**YOUR OBJECTIVE**
Look in the data below for the line that contains "Enumerate this screenshot's". Copy that line and the remaining lines exactly.

- - - - -

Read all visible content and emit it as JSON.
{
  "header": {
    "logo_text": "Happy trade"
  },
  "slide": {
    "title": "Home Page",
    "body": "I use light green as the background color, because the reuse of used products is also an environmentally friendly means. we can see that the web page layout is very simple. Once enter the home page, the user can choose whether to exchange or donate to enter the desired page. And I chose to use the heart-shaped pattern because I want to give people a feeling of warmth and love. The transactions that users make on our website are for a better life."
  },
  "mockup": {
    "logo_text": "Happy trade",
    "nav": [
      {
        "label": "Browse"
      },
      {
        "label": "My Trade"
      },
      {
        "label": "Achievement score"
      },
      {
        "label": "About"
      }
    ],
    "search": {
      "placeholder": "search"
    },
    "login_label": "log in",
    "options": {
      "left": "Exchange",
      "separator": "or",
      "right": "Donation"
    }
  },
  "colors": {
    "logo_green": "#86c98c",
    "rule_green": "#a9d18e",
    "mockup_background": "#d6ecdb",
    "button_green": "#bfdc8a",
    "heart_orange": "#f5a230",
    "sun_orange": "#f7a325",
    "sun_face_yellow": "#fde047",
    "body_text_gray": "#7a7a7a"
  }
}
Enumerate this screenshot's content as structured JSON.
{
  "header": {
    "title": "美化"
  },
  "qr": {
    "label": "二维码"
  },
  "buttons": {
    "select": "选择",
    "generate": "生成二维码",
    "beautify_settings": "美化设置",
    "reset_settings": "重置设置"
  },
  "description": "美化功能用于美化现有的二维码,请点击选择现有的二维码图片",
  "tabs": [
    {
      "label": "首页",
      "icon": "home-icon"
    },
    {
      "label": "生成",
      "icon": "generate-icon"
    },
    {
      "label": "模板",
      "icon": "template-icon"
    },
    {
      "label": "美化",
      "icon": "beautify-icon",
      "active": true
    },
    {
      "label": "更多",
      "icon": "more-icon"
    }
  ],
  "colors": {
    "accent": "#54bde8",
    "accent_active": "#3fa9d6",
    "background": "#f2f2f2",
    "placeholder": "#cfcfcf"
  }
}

- - - - -

**FINISHED TASK**
Enumerate this screenshot's content as structured JSON.
{
  "header": {
    "title": "美化"
  },
  "qr": {
    "label": "二维码"
  },
  "buttons": {
    "select": "选择",
    "generate": "生成二维码",
    "beautify_settings": "美化设置",
    "reset_settings": "重置设置"
  },
  "description": "美化功能用于美化现有的二维码,请点击选择现有的二维码图片",
  "tabs": [
    {
      "label": "首页",
      "icon": "home-icon"
    },
    {
      "label": "生成",
      "icon": "generate-icon"
    },
    {
      "label": "模板",
      "icon": "template-icon"
    },
    {
      "label": "美化",
      "icon": "beautify-icon",
      "active": true
    },
    {
      "label": "更多",
      "icon": "more-icon"
    }
  ],
  "colors": {
    "accent": "#54bde8",
    "accent_active": "#3fa9d6",
    "background": "#f2f2f2",
    "placeholder": "#cfcfcf"
  }
}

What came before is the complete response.